TASK DIRECTIONS ▸
Extract each record and reproduce it exactly.

=== DATA FOR THIS TASK ===

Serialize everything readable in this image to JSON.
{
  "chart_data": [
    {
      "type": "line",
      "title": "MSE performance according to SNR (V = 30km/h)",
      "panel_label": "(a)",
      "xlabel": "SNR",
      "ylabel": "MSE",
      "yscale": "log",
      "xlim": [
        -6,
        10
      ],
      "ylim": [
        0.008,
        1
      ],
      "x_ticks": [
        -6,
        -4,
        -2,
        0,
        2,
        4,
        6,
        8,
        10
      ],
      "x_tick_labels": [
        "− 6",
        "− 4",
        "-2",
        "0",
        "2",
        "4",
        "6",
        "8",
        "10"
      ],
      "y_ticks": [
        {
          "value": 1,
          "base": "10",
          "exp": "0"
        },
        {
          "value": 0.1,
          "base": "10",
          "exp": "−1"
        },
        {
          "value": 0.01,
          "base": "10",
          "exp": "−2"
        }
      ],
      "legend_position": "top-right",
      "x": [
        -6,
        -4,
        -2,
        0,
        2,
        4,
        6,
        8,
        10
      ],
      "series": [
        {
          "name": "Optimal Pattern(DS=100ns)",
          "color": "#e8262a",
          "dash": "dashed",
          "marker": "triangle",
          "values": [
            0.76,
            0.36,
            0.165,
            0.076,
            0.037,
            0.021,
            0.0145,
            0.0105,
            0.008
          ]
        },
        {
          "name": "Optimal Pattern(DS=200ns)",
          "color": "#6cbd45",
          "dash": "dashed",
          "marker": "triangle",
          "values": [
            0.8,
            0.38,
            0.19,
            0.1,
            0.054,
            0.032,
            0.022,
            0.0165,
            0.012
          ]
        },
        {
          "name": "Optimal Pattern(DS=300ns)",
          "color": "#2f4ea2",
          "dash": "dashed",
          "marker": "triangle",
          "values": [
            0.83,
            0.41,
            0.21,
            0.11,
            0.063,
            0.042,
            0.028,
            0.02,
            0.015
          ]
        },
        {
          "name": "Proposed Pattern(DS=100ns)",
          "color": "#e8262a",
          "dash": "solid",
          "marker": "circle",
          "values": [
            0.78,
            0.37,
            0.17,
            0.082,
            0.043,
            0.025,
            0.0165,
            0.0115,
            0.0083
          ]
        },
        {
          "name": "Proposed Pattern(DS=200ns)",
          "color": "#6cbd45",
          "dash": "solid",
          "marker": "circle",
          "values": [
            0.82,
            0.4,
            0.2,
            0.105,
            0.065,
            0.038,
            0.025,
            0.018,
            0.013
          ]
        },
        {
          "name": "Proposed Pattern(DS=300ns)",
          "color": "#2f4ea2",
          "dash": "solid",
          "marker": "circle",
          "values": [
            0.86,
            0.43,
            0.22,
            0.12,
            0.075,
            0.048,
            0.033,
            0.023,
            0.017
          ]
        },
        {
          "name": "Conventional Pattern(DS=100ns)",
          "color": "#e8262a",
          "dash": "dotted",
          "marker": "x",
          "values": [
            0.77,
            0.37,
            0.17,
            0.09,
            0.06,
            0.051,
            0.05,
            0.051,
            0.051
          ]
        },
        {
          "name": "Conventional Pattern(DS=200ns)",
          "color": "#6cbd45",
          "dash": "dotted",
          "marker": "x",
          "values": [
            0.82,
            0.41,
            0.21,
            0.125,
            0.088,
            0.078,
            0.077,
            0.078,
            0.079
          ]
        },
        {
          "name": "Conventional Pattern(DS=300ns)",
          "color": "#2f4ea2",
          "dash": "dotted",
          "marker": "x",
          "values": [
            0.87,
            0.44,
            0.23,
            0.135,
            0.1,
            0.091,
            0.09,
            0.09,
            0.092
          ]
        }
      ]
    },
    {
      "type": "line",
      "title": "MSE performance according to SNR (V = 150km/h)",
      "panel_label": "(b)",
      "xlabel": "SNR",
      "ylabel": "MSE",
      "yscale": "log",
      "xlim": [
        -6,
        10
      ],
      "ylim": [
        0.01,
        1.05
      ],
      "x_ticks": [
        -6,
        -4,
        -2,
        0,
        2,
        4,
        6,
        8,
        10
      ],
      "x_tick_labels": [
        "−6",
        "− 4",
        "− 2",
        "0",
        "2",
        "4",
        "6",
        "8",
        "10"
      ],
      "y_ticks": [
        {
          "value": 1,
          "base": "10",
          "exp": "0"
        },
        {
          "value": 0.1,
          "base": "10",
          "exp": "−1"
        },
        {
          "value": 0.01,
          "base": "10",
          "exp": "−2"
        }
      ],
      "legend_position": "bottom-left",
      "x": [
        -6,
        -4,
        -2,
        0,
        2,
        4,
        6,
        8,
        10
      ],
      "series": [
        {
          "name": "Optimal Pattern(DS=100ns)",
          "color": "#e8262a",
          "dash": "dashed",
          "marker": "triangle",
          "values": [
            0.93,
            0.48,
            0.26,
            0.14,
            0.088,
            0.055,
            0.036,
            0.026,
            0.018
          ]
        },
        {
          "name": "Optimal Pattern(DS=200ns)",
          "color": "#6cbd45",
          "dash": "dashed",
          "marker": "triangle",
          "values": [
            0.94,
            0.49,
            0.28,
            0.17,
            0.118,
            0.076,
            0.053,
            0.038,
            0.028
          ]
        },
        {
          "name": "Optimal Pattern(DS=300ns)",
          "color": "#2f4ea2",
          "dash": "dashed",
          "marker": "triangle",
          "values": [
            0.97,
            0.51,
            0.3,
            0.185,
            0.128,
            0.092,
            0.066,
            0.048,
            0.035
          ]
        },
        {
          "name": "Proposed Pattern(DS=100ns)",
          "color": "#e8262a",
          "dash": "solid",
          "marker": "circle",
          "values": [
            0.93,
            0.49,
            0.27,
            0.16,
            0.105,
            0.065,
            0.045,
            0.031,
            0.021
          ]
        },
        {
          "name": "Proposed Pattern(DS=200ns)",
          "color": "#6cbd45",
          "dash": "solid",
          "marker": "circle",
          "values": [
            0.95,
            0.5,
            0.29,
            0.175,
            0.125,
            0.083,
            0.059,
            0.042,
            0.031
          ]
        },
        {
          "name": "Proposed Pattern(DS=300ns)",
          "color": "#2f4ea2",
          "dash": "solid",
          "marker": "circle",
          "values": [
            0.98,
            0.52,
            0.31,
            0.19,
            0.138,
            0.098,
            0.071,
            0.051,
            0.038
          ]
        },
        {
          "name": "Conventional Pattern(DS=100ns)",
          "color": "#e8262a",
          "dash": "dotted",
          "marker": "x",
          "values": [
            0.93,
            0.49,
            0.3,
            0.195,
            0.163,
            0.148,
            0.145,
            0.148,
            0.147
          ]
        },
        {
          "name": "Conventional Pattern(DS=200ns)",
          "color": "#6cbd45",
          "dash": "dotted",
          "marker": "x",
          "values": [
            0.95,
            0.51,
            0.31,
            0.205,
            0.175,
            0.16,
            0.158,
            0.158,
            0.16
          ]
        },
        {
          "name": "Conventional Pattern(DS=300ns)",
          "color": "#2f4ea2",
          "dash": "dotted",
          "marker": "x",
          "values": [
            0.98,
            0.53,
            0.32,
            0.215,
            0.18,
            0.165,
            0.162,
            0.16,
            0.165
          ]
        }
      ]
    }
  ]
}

===

TASK SOLUTION ▸
Serialize everything readable in this image to JSON.
{
  "chart_data": [
    {
      "type": "line",
      "title": "MSE performance according to SNR (V = 30km/h)",
      "panel_label": "(a)",
      "xlabel": "SNR",
      "ylabel": "MSE",
      "yscale": "log",
      "xlim": [
        -6,
        10
      ],
      "ylim": [
        0.008,
        1
      ],
      "x_ticks": [
        -6,
        -4,
        -2,
        0,
        2,
        4,
        6,
        8,
        10
      ],
      "x_tick_labels": [
        "− 6",
        "− 4",
        "-2",
        "0",
        "2",
        "4",
        "6",
        "8",
        "10"
      ],
      "y_ticks": [
        {
          "value": 1,
          "base": "10",
          "exp": "0"
        },
        {
          "value": 0.1,
          "base": "10",
          "exp": "−1"
        },
        {
          "value": 0.01,
          "base": "10",
          "exp": "−2"
        }
      ],
      "legend_position": "top-right",
      "x": [
        -6,
        -4,
        -2,
        0,
        2,
        4,
        6,
        8,
        10
      ],
      "series": [
        {
          "name": "Optimal Pattern(DS=100ns)",
          "color": "#e8262a",
          "dash": "dashed",
          "marker": "triangle",
          "values": [
            0.76,
            0.36,
            0.165,
            0.076,
            0.037,
            0.021,
            0.0145,
            0.0105,
            0.008
          ]
        },
        {
          "name": "Optimal Pattern(DS=200ns)",
          "color": "#6cbd45",
          "dash": "dashed",
          "marker": "triangle",
          "values": [
            0.8,
            0.38,
            0.19,
            0.1,
            0.054,
            0.032,
            0.022,
            0.0165,
            0.012
          ]
        },
        {
          "name": "Optimal Pattern(DS=300ns)",
          "color": "#2f4ea2",
          "dash": "dashed",
          "marker": "triangle",
          "values": [
            0.83,
            0.41,
            0.21,
            0.11,
            0.063,
            0.042,
            0.028,
            0.02,
            0.015
          ]
        },
        {
          "name": "Proposed Pattern(DS=100ns)",
          "color": "#e8262a",
          "dash": "solid",
          "marker": "circle",
          "values": [
            0.78,
            0.37,
            0.17,
            0.082,
            0.043,
            0.025,
            0.0165,
            0.0115,
            0.0083
          ]
        },
        {
          "name": "Proposed Pattern(DS=200ns)",
          "color": "#6cbd45",
          "dash": "solid",
          "marker": "circle",
          "values": [
            0.82,
            0.4,
            0.2,
            0.105,
            0.065,
            0.038,
            0.025,
            0.018,
            0.013
          ]
        },
        {
          "name": "Proposed Pattern(DS=300ns)",
          "color": "#2f4ea2",
          "dash": "solid",
          "marker": "circle",
          "values": [
            0.86,
            0.43,
            0.22,
            0.12,
            0.075,
            0.048,
            0.033,
            0.023,
            0.017
          ]
        },
        {
          "name": "Conventional Pattern(DS=100ns)",
          "color": "#e8262a",
          "dash": "dotted",
          "marker": "x",
          "values": [
            0.77,
            0.37,
            0.17,
            0.09,
            0.06,
            0.051,
            0.05,
            0.051,
            0.051
          ]
        },
        {
          "name": "Conventional Pattern(DS=200ns)",
          "color": "#6cbd45",
          "dash": "dotted",
          "marker": "x",
          "values": [
            0.82,
            0.41,
            0.21,
            0.125,
            0.088,
            0.078,
            0.077,
            0.078,
            0.079
          ]
        },
        {
          "name": "Conventional Pattern(DS=300ns)",
          "color": "#2f4ea2",
          "dash": "dotted",
          "marker": "x",
          "values": [
            0.87,
            0.44,
            0.23,
            0.135,
            0.1,
            0.091,
            0.09,
            0.09,
            0.092
          ]
        }
      ]
    },
    {
      "type": "line",
      "title": "MSE performance according to SNR (V = 150km/h)",
      "panel_label": "(b)",
      "xlabel": "SNR",
      "ylabel": "MSE",
      "yscale": "log",
      "xlim": [
        -6,
        10
      ],
      "ylim": [
        0.01,
        1.05
      ],
      "x_ticks": [
        -6,
        -4,
        -2,
        0,
        2,
        4,
        6,
        8,
        10
      ],
      "x_tick_labels": [
        "−6",
        "− 4",
        "− 2",
        "0",
        "2",
        "4",
        "6",
        "8",
        "10"
      ],
      "y_ticks": [
        {
          "value": 1,
          "base": "10",
          "exp": "0"
        },
        {
          "value": 0.1,
          "base": "10",
          "exp": "−1"
        },
        {
          "value": 0.01,
          "base": "10",
          "exp": "−2"
        }
      ],
      "legend_position": "bottom-left",
      "x": [
        -6,
        -4,
        -2,
        0,
        2,
        4,
        6,
        8,
        10
      ],
      "series": [
        {
          "name": "Optimal Pattern(DS=100ns)",
          "color": "#e8262a",
          "dash": "dashed",
          "marker": "triangle",
          "values": [
            0.93,
            0.48,
            0.26,
            0.14,
            0.088,
            0.055,
            0.036,
            0.026,
            0.018
          ]
        },
        {
          "name": "Optimal Pattern(DS=200ns)",
          "color": "#6cbd45",
          "dash": "dashed",
          "marker": "triangle",
          "values": [
            0.94,
            0.49,
            0.28,
            0.17,
            0.118,
            0.076,
            0.053,
            0.038,
            0.028
          ]
        },
        {
          "name": "Optimal Pattern(DS=300ns)",
          "color": "#2f4ea2",
          "dash": "dashed",
          "marker": "triangle",
          "values": [
            0.97,
            0.51,
            0.3,
            0.185,
            0.128,
            0.092,
            0.066,
            0.048,
            0.035
          ]
        },
        {
          "name": "Proposed Pattern(DS=100ns)",
          "color": "#e8262a",
          "dash": "solid",
          "marker": "circle",
          "values": [
            0.93,
            0.49,
            0.27,
            0.16,
            0.105,
            0.065,
            0.045,
            0.031,
            0.021
          ]
        },
        {
          "name": "Proposed Pattern(DS=200ns)",
          "color": "#6cbd45",
          "dash": "solid",
          "marker": "circle",
          "values": [
            0.95,
            0.5,
            0.29,
            0.175,
            0.125,
            0.083,
            0.059,
            0.042,
            0.031
          ]
        },
        {
          "name": "Proposed Pattern(DS=300ns)",
          "color": "#2f4ea2",
          "dash": "solid",
          "marker": "circle",
          "values": [
            0.98,
            0.52,
            0.31,
            0.19,
            0.138,
            0.098,
            0.071,
            0.051,
            0.038
          ]
        },
        {
          "name": "Conventional Pattern(DS=100ns)",
          "color": "#e8262a",
          "dash": "dotted",
          "marker": "x",
          "values": [
            0.93,
            0.49,
            0.3,
            0.195,
            0.163,
            0.148,
            0.145,
            0.148,
            0.147
          ]
        },
        {
          "name": "Conventional Pattern(DS=200ns)",
          "color": "#6cbd45",
          "dash": "dotted",
          "marker": "x",
          "values": [
            0.95,
            0.51,
            0.31,
            0.205,
            0.175,
            0.16,
            0.158,
            0.158,
            0.16
          ]
        },
        {
          "name": "Conventional Pattern(DS=300ns)",
          "color": "#2f4ea2",
          "dash": "dotted",
          "marker": "x",
          "values": [
            0.98,
            0.53,
            0.32,
            0.215,
            0.18,
            0.165,
            0.162,
            0.16,
            0.165
          ]
        }
      ]
    }
  ]
}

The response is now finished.